▶ Challenge: Identify the lines that contain the string "CANALI" and report only how many there are.

▶ Records for processing:
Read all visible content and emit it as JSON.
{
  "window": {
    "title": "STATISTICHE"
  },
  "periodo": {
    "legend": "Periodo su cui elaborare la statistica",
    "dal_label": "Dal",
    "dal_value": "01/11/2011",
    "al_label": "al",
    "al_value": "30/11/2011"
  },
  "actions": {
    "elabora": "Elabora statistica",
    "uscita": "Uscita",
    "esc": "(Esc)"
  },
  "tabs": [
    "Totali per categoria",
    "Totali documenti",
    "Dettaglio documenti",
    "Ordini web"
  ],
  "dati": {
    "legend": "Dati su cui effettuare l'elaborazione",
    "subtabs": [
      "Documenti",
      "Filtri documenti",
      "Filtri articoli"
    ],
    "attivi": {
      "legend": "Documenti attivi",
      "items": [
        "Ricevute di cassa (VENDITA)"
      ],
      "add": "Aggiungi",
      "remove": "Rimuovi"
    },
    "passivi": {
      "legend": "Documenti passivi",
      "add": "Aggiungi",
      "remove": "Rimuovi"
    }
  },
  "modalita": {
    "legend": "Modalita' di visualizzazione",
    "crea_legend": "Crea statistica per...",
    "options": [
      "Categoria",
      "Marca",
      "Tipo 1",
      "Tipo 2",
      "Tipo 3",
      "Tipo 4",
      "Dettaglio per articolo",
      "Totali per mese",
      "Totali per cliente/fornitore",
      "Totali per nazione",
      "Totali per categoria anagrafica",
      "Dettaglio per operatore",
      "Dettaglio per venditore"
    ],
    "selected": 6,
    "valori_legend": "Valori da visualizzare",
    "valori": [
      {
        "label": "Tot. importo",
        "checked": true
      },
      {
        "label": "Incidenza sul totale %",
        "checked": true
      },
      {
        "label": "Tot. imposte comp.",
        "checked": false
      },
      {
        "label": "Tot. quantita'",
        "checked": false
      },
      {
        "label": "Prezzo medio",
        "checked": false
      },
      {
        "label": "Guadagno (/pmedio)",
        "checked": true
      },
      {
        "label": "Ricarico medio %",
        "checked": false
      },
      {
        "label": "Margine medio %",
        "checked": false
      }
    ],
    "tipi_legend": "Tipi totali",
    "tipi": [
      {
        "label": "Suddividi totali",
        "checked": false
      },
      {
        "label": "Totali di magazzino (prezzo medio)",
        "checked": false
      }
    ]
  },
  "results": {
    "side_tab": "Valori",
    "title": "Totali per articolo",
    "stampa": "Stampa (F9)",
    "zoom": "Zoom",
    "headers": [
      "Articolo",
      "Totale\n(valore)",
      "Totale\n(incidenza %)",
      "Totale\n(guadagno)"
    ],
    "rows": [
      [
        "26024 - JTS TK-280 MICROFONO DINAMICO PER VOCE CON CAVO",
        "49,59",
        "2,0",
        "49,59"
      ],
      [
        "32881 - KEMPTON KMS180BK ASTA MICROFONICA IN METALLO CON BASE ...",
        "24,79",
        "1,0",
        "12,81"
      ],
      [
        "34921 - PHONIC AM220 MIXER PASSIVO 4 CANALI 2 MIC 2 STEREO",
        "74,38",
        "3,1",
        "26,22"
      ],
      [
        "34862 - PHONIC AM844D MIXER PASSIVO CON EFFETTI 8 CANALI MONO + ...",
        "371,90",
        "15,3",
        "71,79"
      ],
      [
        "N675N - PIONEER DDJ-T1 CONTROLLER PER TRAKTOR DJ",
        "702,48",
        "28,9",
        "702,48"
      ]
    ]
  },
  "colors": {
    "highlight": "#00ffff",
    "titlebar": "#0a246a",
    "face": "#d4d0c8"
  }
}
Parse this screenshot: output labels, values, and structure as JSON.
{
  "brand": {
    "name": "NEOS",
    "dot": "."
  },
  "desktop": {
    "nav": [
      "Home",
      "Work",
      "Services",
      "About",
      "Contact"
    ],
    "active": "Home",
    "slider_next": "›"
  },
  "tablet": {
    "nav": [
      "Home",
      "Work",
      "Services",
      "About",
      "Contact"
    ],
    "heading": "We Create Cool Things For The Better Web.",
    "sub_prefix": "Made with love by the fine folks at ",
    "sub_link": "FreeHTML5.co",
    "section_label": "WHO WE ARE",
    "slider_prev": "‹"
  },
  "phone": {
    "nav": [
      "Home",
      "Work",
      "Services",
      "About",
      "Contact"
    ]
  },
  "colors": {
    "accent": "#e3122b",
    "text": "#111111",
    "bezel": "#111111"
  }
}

==

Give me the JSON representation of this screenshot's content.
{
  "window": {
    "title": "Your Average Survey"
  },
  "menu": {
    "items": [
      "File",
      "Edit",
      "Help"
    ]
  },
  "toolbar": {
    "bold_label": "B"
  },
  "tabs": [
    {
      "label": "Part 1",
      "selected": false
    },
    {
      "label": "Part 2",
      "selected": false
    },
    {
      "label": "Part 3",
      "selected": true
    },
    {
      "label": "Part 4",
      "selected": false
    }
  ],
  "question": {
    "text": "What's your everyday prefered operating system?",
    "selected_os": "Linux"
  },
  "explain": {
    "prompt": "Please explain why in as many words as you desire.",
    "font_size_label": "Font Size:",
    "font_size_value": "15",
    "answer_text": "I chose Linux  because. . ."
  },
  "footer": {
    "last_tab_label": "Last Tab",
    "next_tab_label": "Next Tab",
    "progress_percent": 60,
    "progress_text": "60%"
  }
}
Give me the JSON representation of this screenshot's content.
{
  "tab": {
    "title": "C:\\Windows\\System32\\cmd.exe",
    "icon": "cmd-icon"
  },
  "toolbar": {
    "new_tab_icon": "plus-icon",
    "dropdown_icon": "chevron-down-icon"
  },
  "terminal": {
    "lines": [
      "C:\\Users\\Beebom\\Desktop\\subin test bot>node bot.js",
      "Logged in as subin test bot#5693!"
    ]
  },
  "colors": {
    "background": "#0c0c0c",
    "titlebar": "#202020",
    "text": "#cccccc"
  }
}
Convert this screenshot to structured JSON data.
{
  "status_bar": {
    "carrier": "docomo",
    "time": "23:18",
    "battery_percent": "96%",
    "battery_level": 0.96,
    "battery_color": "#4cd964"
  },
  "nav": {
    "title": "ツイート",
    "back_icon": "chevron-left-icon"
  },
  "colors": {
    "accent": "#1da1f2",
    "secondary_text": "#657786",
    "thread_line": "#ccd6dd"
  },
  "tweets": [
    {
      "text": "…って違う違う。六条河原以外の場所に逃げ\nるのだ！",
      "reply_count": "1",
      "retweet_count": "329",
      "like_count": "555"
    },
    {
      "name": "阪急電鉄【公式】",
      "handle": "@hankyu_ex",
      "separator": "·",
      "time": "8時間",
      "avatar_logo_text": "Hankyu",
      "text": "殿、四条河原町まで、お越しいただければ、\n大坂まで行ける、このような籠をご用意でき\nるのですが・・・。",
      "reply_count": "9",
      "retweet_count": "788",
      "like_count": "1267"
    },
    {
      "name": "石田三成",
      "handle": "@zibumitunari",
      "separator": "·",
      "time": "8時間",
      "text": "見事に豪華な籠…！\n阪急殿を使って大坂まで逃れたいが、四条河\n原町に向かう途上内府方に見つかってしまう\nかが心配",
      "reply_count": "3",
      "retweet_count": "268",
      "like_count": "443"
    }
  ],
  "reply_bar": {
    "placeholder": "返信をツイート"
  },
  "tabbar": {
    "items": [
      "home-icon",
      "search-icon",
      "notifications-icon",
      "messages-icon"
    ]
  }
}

---

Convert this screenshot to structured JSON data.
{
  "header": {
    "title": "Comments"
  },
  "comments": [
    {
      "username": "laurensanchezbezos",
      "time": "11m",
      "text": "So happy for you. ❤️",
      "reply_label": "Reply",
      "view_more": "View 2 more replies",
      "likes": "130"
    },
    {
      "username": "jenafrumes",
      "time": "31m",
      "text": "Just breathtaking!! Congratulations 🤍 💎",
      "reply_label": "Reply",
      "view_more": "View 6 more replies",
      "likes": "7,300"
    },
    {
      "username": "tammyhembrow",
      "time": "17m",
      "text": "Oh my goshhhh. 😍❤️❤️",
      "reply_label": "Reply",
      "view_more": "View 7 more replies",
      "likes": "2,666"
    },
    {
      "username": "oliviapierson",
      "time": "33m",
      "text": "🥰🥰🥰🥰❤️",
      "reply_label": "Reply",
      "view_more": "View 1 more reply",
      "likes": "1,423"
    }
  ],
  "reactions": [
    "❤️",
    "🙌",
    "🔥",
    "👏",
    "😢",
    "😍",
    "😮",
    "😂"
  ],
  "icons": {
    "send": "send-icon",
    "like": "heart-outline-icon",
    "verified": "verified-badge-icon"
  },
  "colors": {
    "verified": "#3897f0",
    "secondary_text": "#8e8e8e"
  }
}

▶ Written answer: 2